--- Exercise brief ---
State the number of lines that include the string "only", and write nothing else.

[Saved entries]
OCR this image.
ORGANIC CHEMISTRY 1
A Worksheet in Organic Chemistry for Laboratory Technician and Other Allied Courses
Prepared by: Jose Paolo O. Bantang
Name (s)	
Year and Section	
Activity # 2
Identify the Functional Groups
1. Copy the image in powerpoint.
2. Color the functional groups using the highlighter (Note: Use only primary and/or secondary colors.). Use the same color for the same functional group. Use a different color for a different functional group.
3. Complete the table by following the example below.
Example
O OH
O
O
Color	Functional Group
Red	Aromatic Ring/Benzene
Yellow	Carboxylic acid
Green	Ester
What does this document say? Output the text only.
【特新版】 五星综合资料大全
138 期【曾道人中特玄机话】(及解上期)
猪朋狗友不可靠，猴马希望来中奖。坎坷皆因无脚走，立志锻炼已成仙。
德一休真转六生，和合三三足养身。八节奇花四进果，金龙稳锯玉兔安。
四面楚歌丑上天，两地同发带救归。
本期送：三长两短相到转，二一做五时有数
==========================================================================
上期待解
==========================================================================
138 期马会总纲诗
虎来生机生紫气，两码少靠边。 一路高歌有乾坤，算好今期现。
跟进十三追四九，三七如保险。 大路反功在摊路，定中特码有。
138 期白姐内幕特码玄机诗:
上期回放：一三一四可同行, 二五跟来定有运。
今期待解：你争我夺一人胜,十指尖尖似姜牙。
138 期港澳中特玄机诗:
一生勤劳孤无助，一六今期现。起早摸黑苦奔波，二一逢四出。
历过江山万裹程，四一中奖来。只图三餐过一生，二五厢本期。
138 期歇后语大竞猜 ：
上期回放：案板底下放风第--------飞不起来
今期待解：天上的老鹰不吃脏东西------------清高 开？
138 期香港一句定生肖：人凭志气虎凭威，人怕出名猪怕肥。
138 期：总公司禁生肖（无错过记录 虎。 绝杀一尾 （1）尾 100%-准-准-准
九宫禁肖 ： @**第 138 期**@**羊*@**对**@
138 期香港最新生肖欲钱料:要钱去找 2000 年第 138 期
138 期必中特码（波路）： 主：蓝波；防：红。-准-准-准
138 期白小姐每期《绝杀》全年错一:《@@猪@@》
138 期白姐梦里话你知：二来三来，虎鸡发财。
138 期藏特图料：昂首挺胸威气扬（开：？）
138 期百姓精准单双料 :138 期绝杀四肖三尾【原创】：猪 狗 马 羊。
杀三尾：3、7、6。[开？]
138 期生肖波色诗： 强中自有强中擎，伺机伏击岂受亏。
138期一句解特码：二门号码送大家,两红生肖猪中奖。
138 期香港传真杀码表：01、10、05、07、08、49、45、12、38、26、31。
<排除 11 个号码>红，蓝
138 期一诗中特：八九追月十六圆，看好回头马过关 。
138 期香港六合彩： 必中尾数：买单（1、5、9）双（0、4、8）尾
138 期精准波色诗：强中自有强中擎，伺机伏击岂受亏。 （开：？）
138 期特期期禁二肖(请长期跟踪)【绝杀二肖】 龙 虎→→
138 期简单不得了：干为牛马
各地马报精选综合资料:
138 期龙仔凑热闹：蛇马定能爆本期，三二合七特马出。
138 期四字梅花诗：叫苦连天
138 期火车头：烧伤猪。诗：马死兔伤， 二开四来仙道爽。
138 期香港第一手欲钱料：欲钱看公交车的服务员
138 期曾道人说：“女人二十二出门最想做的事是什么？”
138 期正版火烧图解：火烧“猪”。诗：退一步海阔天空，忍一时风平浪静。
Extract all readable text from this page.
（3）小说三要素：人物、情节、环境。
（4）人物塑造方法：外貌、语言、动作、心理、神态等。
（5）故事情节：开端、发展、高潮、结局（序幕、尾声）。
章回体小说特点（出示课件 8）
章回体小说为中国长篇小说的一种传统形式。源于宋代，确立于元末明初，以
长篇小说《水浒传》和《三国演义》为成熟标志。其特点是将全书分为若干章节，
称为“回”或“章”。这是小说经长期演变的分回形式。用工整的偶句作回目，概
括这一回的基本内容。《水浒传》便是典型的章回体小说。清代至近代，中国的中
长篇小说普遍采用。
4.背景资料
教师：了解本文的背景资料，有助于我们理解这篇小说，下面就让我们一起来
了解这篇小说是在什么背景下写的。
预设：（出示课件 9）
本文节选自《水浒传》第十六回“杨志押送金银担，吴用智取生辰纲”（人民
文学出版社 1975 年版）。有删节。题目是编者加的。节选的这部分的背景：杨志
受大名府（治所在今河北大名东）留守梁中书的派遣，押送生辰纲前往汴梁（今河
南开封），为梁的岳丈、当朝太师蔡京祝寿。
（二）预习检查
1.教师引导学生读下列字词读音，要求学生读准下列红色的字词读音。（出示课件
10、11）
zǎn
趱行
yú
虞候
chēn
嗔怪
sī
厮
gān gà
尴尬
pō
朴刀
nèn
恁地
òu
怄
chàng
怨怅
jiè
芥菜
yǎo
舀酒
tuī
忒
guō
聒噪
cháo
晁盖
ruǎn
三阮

--- The response ---
2